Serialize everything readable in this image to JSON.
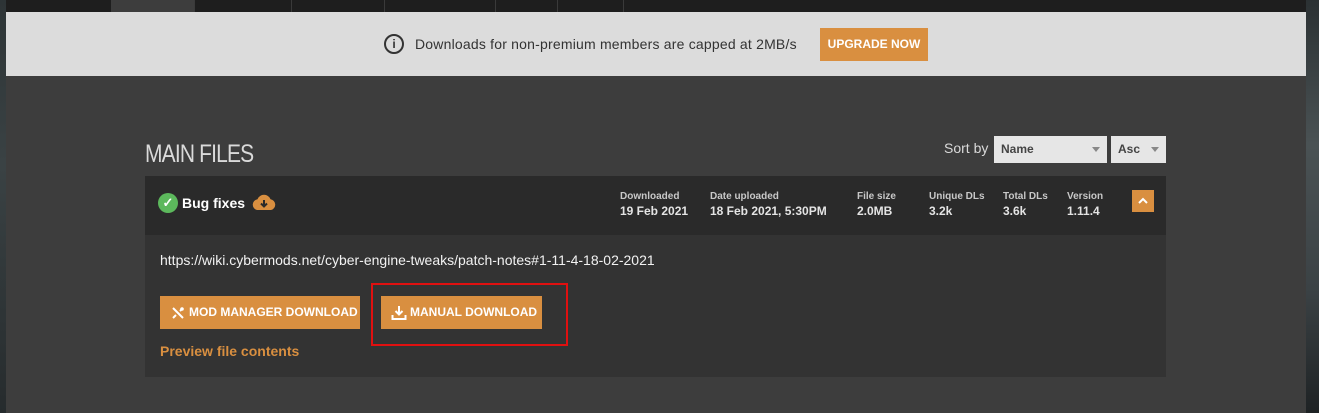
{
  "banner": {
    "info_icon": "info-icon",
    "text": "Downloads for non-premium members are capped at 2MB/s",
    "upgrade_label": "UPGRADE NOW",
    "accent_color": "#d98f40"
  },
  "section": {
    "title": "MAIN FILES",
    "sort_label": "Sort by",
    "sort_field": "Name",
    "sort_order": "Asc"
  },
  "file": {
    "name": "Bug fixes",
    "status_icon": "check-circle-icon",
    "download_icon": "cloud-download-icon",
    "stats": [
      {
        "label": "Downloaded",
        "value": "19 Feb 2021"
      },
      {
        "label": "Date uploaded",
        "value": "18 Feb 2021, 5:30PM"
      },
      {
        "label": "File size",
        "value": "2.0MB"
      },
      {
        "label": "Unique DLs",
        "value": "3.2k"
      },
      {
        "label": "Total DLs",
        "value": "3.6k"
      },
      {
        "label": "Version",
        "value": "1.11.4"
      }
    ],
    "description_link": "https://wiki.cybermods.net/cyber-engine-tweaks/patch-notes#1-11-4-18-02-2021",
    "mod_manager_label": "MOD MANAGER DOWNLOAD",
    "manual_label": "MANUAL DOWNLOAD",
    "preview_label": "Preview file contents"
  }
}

...

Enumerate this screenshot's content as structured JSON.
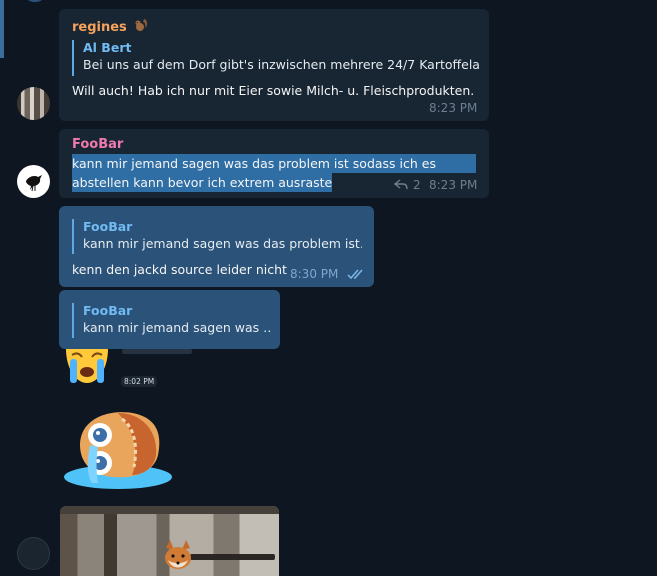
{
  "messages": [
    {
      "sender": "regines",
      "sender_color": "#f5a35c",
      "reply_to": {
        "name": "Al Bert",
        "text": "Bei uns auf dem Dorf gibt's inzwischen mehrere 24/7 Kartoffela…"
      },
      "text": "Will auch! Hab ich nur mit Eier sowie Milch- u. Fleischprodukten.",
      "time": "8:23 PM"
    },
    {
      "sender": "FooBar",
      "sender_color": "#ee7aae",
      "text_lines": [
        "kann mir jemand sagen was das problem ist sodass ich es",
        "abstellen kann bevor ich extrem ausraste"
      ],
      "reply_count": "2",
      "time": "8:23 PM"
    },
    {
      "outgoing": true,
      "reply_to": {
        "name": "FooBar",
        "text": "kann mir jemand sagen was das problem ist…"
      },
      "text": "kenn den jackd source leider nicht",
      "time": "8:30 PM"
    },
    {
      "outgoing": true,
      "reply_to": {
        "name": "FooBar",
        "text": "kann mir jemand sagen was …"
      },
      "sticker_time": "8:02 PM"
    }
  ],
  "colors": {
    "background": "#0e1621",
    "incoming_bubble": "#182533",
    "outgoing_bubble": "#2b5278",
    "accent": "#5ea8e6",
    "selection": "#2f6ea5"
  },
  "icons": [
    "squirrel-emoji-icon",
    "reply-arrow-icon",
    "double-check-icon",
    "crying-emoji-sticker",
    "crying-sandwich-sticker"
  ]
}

▸ Prompt
Read the data above and pull out each line that holds the string "kann".

▸ Exercise output
        "kann mir jemand sagen was das problem ist sodass ich es",
        "abstellen kann bevor ich extrem ausraste"
        "text": "kann mir jemand sagen was das problem ist…"
        "text": "kann mir jemand sagen was …"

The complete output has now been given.